The records:
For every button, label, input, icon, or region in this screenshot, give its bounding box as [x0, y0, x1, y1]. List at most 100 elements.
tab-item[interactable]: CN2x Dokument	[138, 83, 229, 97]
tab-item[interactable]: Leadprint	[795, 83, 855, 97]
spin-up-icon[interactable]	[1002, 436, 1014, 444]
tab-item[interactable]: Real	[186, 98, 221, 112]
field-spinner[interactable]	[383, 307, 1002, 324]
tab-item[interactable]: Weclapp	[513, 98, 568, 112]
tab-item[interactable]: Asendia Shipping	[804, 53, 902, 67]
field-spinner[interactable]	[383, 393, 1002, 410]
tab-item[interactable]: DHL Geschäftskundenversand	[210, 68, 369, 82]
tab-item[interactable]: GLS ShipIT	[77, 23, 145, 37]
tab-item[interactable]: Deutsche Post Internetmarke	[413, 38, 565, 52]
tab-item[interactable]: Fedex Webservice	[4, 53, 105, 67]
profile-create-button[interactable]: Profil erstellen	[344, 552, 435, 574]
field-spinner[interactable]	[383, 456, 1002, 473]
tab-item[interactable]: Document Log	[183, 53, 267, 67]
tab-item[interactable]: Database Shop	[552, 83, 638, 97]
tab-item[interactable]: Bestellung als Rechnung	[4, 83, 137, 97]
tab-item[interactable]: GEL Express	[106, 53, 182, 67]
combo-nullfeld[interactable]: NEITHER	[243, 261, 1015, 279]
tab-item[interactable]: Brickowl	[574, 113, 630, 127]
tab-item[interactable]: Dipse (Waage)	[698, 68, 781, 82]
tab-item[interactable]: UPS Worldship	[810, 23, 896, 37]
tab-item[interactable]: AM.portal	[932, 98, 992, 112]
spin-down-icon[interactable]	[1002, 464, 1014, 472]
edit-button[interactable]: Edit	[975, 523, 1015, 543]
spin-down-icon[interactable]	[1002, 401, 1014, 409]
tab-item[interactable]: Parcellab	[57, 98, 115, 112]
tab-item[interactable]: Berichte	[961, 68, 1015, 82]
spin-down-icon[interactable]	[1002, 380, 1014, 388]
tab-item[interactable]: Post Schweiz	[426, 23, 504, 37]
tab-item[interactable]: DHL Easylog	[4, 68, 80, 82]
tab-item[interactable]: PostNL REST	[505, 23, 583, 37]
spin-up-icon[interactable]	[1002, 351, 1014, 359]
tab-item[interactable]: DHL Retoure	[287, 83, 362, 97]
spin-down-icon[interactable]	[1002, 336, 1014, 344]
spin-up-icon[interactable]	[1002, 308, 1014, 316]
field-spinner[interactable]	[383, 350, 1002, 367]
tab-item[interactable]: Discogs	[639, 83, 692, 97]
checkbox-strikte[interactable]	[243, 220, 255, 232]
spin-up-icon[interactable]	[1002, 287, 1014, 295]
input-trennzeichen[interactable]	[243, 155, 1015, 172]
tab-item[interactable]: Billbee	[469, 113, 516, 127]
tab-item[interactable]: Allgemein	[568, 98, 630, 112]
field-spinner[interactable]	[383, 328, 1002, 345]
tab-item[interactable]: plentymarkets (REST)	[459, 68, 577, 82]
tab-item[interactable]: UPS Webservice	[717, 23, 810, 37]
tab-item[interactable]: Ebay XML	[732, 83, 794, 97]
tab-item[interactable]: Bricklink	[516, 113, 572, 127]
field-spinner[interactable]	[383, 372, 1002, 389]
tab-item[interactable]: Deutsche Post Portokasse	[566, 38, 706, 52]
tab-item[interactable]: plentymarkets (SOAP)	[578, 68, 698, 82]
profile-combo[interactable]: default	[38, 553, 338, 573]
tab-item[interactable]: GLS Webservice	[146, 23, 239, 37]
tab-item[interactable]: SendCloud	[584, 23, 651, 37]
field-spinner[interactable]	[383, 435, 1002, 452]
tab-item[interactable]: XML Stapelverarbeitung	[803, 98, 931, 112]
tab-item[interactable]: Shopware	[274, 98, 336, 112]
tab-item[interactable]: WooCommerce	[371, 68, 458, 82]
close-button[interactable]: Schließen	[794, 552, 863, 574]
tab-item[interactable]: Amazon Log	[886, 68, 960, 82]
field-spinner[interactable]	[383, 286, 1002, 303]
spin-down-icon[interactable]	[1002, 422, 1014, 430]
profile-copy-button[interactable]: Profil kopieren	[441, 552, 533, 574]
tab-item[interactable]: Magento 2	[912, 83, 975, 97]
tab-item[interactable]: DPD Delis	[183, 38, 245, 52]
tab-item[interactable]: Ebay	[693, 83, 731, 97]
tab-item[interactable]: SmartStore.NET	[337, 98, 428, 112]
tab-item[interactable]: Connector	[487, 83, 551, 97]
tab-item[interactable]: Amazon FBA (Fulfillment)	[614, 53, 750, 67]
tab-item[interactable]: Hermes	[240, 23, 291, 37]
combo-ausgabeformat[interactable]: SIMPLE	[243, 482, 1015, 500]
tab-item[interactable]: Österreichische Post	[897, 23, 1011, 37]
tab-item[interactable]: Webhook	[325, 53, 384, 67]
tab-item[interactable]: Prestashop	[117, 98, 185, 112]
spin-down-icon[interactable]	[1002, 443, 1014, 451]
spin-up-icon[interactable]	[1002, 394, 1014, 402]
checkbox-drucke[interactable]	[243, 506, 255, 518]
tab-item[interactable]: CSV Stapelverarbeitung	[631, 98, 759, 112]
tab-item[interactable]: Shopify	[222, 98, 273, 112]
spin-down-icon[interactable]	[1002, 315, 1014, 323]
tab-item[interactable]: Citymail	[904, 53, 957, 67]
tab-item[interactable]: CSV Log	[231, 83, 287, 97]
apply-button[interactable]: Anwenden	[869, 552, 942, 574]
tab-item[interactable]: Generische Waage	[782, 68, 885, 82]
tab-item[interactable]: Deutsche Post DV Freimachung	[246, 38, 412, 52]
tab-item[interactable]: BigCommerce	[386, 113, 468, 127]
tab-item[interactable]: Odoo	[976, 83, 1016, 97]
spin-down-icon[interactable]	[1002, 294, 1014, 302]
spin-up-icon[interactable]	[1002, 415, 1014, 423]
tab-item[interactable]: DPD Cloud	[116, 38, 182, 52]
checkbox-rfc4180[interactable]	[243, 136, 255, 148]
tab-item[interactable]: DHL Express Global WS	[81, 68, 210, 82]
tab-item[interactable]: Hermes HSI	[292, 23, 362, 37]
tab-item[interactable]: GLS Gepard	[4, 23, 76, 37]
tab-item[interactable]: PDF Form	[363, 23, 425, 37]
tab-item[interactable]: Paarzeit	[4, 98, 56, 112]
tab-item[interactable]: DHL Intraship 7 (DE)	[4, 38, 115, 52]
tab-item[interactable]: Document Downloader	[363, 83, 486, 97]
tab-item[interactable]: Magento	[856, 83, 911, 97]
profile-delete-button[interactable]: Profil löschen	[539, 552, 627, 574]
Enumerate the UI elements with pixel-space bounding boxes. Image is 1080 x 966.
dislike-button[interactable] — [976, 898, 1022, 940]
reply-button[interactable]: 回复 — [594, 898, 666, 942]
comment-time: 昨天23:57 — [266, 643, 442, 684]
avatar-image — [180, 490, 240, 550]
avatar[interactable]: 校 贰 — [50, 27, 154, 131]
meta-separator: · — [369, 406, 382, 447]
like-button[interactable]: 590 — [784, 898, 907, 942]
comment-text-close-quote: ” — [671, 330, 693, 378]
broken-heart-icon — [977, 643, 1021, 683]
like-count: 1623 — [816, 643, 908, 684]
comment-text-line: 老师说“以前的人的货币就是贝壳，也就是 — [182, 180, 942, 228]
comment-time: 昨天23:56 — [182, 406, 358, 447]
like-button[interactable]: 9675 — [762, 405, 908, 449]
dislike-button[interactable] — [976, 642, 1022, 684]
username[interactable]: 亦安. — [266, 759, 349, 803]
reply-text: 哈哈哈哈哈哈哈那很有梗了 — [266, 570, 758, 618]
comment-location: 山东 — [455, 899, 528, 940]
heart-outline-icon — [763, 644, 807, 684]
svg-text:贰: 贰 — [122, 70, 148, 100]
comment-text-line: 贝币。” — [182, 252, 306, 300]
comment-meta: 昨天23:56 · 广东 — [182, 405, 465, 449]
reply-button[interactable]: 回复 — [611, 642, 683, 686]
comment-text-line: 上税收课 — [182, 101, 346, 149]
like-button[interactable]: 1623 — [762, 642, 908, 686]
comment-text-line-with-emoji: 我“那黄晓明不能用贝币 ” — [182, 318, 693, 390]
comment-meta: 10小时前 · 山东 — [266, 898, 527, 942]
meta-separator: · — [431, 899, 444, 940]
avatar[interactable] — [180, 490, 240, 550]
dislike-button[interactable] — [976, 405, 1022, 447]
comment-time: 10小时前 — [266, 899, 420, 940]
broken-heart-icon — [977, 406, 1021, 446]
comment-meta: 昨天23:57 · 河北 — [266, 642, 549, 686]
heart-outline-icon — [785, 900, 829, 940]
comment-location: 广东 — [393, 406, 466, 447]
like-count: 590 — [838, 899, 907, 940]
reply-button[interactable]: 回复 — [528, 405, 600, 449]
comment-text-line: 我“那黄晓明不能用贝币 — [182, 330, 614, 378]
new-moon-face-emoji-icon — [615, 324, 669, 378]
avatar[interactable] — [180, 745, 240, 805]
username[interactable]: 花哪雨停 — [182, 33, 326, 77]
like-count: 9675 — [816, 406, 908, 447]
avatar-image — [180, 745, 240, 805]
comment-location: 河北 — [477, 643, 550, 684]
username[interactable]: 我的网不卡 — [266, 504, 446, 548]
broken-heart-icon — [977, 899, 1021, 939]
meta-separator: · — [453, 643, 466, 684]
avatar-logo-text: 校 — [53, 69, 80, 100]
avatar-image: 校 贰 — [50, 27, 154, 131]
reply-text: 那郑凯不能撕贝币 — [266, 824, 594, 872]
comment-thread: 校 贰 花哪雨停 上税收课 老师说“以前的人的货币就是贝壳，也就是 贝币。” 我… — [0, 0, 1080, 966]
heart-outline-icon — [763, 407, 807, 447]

Problem requirements: Copy the lines from the start of the records through the line with "436, 1014, 444]", swapping "tab-item" for "tab-label" and leaving everything else as it is.

Result of this task:
For every button, label, input, icon, or region in this screenshot, give its bounding box as [x0, y0, x1, y1]. List at most 100 elements.
tab-label[interactable]: CN2x Dokument	[138, 83, 229, 97]
tab-label[interactable]: Leadprint	[795, 83, 855, 97]
spin-up-icon[interactable]	[1002, 436, 1014, 444]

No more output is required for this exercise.